(Records from a dataset)

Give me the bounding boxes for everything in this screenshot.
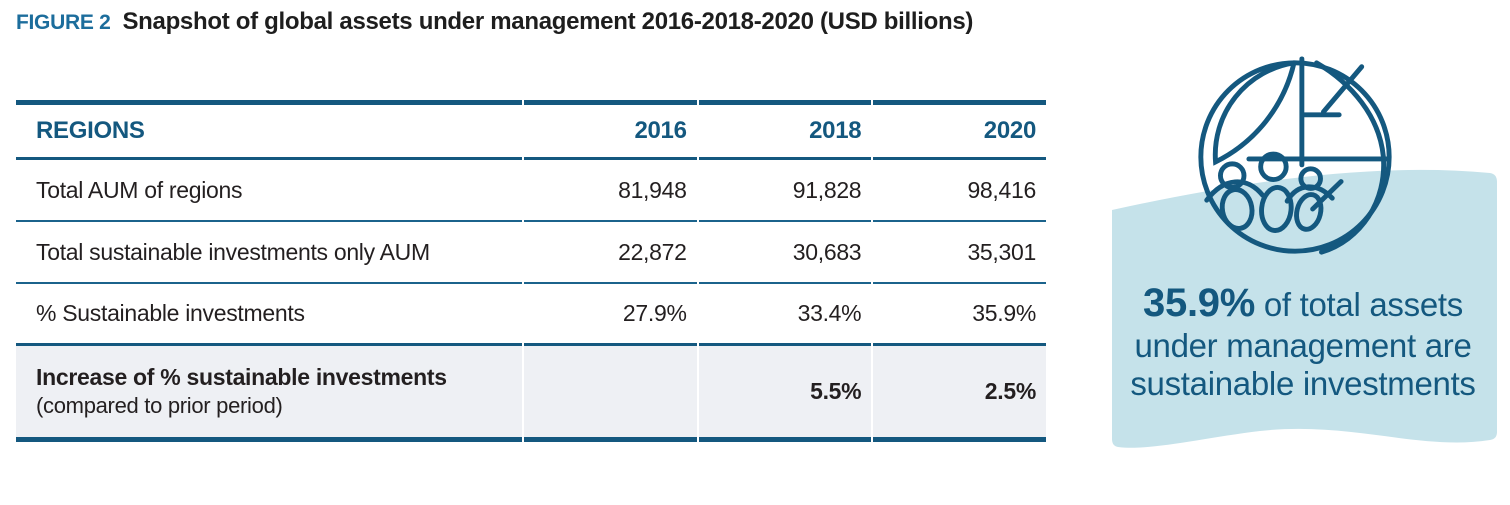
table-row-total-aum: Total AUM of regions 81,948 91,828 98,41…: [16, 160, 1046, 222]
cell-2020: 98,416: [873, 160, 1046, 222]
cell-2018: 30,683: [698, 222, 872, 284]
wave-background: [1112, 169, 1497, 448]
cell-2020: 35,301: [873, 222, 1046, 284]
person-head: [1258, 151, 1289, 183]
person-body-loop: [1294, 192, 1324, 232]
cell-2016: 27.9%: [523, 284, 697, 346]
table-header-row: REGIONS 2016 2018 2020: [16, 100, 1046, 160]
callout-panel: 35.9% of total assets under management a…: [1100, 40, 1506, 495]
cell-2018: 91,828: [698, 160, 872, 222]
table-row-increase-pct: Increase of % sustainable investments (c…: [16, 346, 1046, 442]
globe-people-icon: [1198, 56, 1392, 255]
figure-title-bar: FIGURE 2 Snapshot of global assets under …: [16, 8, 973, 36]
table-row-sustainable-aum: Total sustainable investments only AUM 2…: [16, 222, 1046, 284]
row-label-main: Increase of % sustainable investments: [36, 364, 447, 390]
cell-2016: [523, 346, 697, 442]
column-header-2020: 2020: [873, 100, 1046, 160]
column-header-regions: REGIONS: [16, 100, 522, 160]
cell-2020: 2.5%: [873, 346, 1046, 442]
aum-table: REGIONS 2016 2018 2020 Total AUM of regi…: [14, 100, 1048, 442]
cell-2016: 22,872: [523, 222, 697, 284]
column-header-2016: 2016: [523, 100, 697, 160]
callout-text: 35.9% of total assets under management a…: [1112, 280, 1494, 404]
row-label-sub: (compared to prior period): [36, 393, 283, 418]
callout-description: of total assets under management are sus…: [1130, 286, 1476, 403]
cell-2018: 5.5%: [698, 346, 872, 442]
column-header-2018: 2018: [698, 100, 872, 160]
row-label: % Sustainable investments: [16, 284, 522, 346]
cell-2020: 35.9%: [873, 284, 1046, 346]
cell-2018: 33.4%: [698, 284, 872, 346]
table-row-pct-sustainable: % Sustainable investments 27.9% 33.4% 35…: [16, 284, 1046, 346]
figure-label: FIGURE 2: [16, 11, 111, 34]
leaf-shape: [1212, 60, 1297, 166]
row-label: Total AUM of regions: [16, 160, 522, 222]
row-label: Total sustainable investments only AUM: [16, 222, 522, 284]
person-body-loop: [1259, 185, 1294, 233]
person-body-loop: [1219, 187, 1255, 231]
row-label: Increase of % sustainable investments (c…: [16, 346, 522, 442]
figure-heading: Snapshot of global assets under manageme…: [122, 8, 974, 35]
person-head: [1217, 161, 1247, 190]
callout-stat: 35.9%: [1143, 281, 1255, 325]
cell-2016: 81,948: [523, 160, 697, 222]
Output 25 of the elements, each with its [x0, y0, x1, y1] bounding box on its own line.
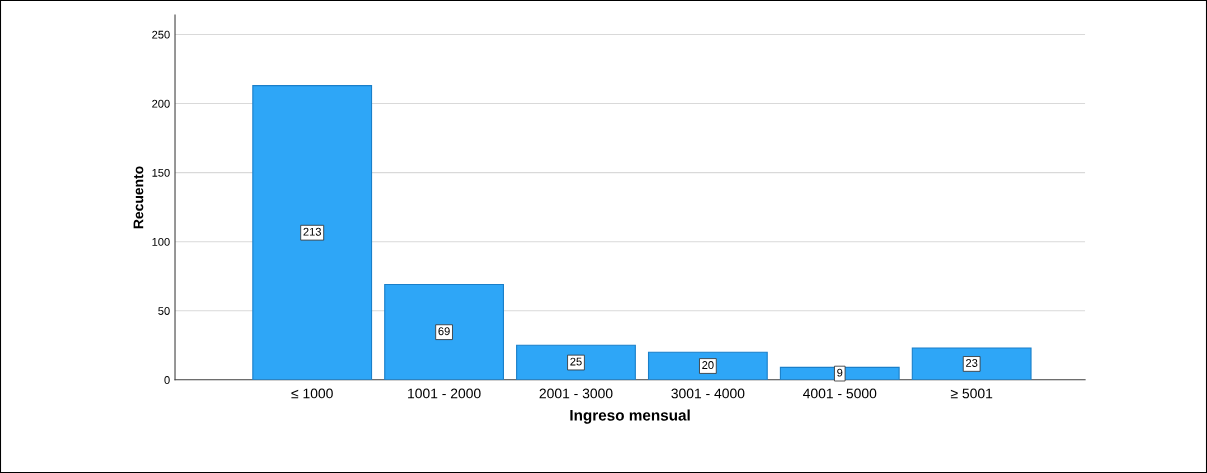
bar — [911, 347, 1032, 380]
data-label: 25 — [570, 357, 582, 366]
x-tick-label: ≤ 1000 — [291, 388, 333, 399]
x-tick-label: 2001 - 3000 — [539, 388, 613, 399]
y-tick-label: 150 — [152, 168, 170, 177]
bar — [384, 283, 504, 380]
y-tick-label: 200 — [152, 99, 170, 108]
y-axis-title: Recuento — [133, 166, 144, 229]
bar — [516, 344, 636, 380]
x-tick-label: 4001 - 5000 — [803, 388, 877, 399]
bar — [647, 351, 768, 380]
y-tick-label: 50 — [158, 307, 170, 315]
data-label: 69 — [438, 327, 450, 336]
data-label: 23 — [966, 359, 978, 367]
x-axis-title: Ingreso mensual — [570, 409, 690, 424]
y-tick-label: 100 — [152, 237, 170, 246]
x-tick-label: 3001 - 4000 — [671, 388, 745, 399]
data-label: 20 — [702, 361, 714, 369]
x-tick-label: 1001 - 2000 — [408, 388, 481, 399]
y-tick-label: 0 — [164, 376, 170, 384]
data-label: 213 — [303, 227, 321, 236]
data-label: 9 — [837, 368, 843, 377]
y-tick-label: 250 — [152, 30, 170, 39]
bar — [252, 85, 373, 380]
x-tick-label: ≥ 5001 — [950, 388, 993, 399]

* * *

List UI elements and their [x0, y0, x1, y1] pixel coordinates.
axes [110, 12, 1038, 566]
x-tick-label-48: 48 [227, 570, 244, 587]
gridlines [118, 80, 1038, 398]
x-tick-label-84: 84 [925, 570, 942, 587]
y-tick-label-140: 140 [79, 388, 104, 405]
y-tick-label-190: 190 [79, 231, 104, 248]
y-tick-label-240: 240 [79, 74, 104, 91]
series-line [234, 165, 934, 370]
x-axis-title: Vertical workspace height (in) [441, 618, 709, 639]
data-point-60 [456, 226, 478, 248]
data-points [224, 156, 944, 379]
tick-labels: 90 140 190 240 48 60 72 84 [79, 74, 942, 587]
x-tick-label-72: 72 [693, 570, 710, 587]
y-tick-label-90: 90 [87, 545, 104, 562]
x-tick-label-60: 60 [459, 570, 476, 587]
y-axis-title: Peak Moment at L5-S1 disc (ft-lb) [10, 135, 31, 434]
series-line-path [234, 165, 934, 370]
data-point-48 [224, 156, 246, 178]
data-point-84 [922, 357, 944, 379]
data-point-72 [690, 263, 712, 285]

* * *

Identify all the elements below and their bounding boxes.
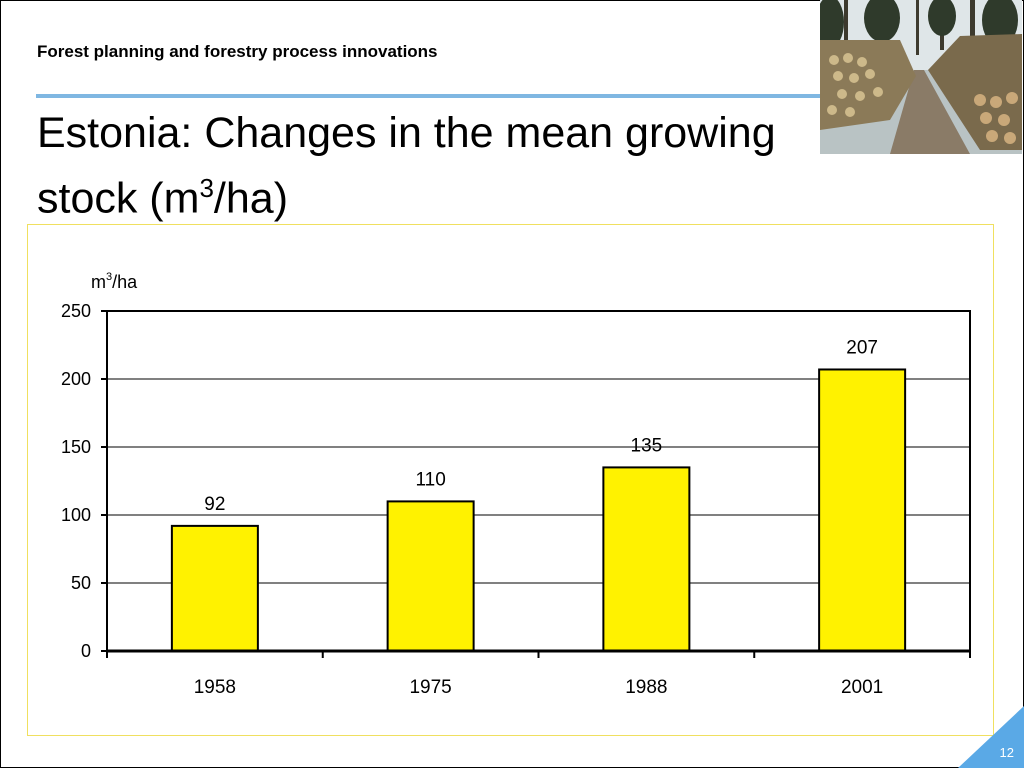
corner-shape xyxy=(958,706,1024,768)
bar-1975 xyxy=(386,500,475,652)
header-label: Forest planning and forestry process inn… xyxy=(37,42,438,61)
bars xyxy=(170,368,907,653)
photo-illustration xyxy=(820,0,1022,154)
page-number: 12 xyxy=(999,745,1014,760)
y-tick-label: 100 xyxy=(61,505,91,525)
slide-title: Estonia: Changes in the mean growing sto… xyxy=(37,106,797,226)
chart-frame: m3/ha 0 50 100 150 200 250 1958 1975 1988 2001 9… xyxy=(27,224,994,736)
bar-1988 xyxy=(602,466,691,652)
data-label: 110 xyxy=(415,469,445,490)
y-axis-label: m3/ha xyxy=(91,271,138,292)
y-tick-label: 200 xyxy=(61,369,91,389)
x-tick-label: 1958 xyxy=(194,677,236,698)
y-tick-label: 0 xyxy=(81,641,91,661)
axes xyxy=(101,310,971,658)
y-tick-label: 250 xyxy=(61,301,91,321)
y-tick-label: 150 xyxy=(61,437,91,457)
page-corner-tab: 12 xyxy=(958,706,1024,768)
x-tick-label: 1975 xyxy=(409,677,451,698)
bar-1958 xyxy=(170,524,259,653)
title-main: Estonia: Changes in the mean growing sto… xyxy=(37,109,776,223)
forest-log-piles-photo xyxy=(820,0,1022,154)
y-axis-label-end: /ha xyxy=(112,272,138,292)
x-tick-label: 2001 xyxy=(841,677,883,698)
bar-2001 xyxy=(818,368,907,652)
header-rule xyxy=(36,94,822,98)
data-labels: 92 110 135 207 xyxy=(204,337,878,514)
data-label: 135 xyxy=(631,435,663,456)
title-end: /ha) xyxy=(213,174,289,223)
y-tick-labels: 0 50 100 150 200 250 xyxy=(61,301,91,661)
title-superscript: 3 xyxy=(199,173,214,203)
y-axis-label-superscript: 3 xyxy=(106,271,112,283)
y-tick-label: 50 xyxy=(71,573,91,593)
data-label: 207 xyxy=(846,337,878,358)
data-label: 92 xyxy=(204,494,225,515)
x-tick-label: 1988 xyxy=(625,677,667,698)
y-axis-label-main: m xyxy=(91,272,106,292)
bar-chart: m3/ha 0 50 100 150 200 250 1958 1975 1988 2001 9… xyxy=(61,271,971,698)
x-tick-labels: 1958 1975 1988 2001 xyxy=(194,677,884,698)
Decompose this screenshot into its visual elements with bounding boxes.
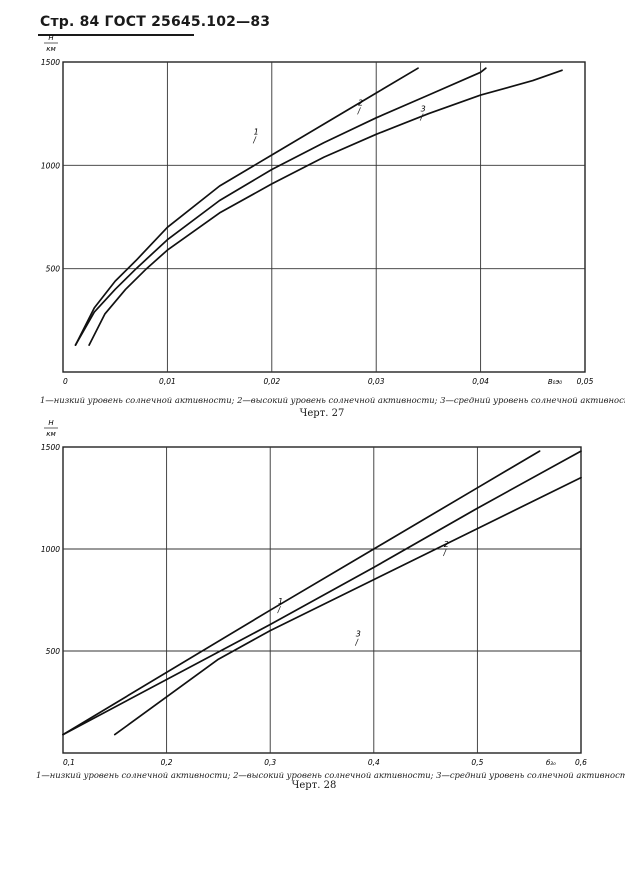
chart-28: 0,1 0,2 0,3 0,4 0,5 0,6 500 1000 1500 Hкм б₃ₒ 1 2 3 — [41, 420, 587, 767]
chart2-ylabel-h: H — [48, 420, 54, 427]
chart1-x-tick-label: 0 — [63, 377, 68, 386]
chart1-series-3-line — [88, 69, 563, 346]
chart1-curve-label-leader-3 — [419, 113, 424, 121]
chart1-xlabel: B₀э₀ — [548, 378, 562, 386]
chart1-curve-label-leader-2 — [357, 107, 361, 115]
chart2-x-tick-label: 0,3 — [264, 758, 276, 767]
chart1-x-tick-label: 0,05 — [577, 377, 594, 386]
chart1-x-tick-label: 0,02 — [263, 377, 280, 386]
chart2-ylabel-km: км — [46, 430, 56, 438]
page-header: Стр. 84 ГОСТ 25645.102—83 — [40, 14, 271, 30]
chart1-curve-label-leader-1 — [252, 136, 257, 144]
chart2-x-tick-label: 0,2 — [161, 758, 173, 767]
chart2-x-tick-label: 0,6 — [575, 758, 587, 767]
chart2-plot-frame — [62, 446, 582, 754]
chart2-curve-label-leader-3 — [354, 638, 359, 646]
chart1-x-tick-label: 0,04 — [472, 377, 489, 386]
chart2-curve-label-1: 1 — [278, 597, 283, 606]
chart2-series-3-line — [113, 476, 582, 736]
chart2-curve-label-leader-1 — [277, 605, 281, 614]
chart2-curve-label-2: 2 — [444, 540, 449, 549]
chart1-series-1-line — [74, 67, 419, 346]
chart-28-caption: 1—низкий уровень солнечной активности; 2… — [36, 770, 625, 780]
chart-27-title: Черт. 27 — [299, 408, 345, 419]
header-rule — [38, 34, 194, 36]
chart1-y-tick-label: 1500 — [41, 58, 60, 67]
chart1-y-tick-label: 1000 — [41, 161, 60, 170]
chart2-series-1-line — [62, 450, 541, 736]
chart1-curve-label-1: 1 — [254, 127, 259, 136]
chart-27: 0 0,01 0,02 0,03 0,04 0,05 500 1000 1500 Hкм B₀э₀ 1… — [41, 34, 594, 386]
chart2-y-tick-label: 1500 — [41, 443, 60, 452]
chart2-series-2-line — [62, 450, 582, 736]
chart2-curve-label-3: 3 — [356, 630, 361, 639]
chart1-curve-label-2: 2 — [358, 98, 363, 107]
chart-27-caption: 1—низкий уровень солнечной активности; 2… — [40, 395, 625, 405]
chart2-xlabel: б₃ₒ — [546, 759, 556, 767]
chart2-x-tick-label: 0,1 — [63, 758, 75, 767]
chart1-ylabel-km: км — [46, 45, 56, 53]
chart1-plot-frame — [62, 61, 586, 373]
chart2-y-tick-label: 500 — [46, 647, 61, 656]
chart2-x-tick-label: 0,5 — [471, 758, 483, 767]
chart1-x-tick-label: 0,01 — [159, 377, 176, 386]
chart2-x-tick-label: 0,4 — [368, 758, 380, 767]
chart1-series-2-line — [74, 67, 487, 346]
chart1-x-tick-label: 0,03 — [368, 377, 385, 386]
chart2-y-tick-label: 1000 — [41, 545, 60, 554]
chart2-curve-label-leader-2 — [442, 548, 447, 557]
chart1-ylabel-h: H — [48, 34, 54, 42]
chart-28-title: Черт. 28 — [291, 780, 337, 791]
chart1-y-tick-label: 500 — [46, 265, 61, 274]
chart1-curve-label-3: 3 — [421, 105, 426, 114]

→ **What is being asked**
Begin at the line that has "bar — [911, 347, 1032, 380]" and stop after the line that has "data-label: 23 — [966, 359, 978, 367]", writing those lines out again with "x-tick-label" switched to "x-axis-label" and everything else unchanged.

→ **Completed task**
bar — [911, 347, 1032, 380]
data-label: 25 — [570, 357, 582, 366]
x-axis-label: ≤ 1000 — [291, 388, 333, 399]
x-axis-label: 2001 - 3000 — [539, 388, 613, 399]
y-tick-label: 150 — [152, 168, 170, 177]
bar — [384, 283, 504, 380]
y-tick-label: 200 — [152, 99, 170, 108]
y-axis-title: Recuento — [133, 166, 144, 229]
bar — [516, 344, 636, 380]
x-axis-label: 4001 - 5000 — [803, 388, 877, 399]
bar — [647, 351, 768, 380]
y-tick-label: 50 — [158, 307, 170, 315]
data-label: 69 — [438, 327, 450, 336]
data-label: 23 — [966, 359, 978, 367]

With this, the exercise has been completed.